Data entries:
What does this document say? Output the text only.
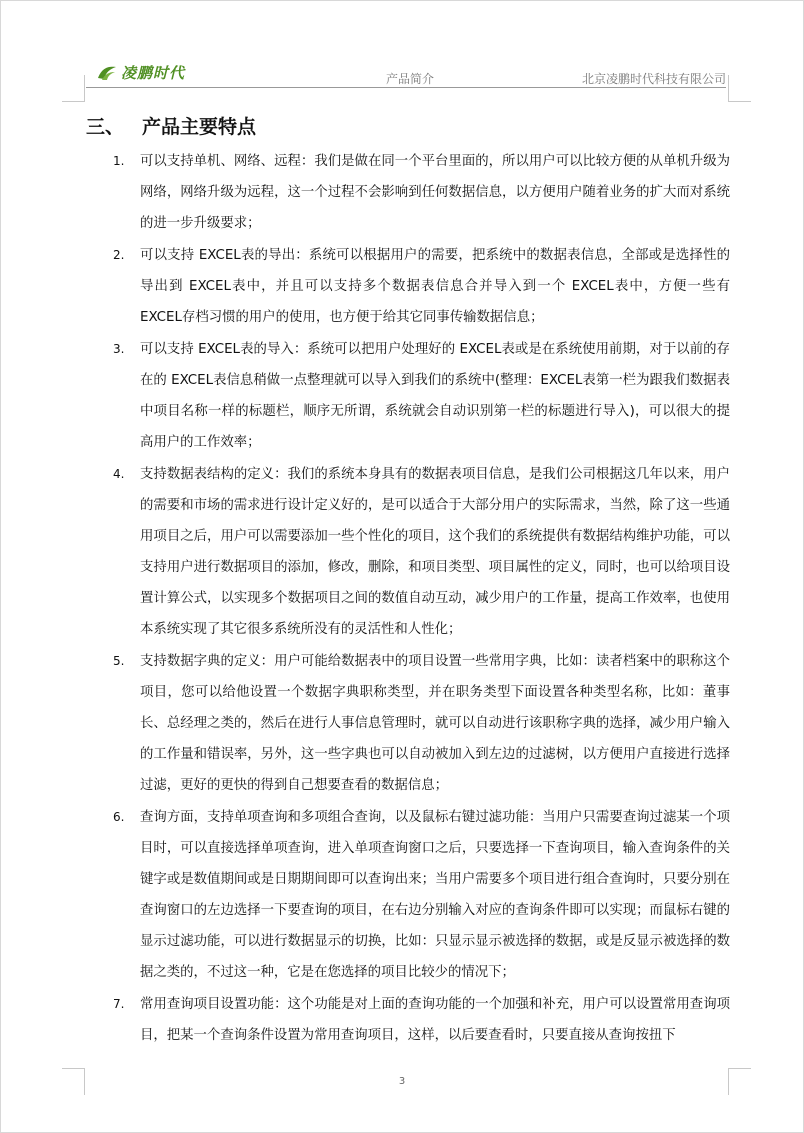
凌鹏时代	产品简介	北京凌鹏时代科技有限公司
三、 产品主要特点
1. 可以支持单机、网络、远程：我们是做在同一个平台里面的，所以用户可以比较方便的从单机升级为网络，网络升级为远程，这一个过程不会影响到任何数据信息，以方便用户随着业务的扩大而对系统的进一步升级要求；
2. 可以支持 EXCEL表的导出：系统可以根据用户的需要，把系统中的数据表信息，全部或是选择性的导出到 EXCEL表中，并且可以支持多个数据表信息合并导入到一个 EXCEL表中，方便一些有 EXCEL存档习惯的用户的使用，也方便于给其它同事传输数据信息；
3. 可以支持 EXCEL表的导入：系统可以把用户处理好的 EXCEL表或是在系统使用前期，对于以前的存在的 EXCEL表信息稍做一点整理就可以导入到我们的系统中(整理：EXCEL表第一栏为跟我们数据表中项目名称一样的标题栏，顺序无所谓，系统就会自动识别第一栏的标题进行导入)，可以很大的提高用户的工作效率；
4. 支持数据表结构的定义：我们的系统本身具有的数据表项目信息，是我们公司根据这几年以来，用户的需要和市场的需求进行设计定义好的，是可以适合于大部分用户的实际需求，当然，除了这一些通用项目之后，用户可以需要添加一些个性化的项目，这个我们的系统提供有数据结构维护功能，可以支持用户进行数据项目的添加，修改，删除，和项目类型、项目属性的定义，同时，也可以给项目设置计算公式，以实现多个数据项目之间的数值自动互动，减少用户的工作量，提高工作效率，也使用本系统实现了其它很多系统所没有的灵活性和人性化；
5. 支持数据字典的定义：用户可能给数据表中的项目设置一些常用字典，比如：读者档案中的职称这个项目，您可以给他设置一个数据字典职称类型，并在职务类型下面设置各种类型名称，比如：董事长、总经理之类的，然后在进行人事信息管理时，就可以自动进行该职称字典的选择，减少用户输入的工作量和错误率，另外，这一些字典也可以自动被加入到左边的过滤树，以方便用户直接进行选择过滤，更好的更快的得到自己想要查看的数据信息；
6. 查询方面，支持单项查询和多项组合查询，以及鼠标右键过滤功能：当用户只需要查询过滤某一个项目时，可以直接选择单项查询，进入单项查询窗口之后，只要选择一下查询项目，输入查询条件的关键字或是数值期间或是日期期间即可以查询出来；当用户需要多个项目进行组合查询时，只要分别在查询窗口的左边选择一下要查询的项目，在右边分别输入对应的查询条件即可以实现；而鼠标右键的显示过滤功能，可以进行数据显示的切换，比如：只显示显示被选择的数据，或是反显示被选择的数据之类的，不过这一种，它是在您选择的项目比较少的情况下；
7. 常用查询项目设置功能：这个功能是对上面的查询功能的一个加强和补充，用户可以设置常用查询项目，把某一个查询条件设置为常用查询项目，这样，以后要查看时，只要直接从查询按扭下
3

▶ **Required work**: Restate the records above in full, word for word. Keep pictures out.

▶ **Answer below**:
What does this document say? Output the text only.
凌鹏时代	产品简介	北京凌鹏时代科技有限公司
三、 产品主要特点
1. 可以支持单机、网络、远程：我们是做在同一个平台里面的，所以用户可以比较方便的从单机升级为网络，网络升级为远程，这一个过程不会影响到任何数据信息，以方便用户随着业务的扩大而对系统的进一步升级要求；
2. 可以支持 EXCEL表的导出：系统可以根据用户的需要，把系统中的数据表信息，全部或是选择性的导出到 EXCEL表中，并且可以支持多个数据表信息合并导入到一个 EXCEL表中，方便一些有 EXCEL存档习惯的用户的使用，也方便于给其它同事传输数据信息；
3. 可以支持 EXCEL表的导入：系统可以把用户处理好的 EXCEL表或是在系统使用前期，对于以前的存在的 EXCEL表信息稍做一点整理就可以导入到我们的系统中(整理：EXCEL表第一栏为跟我们数据表中项目名称一样的标题栏，顺序无所谓，系统就会自动识别第一栏的标题进行导入)，可以很大的提高用户的工作效率；
4. 支持数据表结构的定义：我们的系统本身具有的数据表项目信息，是我们公司根据这几年以来，用户的需要和市场的需求进行设计定义好的，是可以适合于大部分用户的实际需求，当然，除了这一些通用项目之后，用户可以需要添加一些个性化的项目，这个我们的系统提供有数据结构维护功能，可以支持用户进行数据项目的添加，修改，删除，和项目类型、项目属性的定义，同时，也可以给项目设置计算公式，以实现多个数据项目之间的数值自动互动，减少用户的工作量，提高工作效率，也使用本系统实现了其它很多系统所没有的灵活性和人性化；
5. 支持数据字典的定义：用户可能给数据表中的项目设置一些常用字典，比如：读者档案中的职称这个项目，您可以给他设置一个数据字典职称类型，并在职务类型下面设置各种类型名称，比如：董事长、总经理之类的，然后在进行人事信息管理时，就可以自动进行该职称字典的选择，减少用户输入的工作量和错误率，另外，这一些字典也可以自动被加入到左边的过滤树，以方便用户直接进行选择过滤，更好的更快的得到自己想要查看的数据信息；
6. 查询方面，支持单项查询和多项组合查询，以及鼠标右键过滤功能：当用户只需要查询过滤某一个项目时，可以直接选择单项查询，进入单项查询窗口之后，只要选择一下查询项目，输入查询条件的关键字或是数值期间或是日期期间即可以查询出来；当用户需要多个项目进行组合查询时，只要分别在查询窗口的左边选择一下要查询的项目，在右边分别输入对应的查询条件即可以实现；而鼠标右键的显示过滤功能，可以进行数据显示的切换，比如：只显示显示被选择的数据，或是反显示被选择的数据之类的，不过这一种，它是在您选择的项目比较少的情况下；
7. 常用查询项目设置功能：这个功能是对上面的查询功能的一个加强和补充，用户可以设置常用查询项目，把某一个查询条件设置为常用查询项目，这样，以后要查看时，只要直接从查询按扭下
3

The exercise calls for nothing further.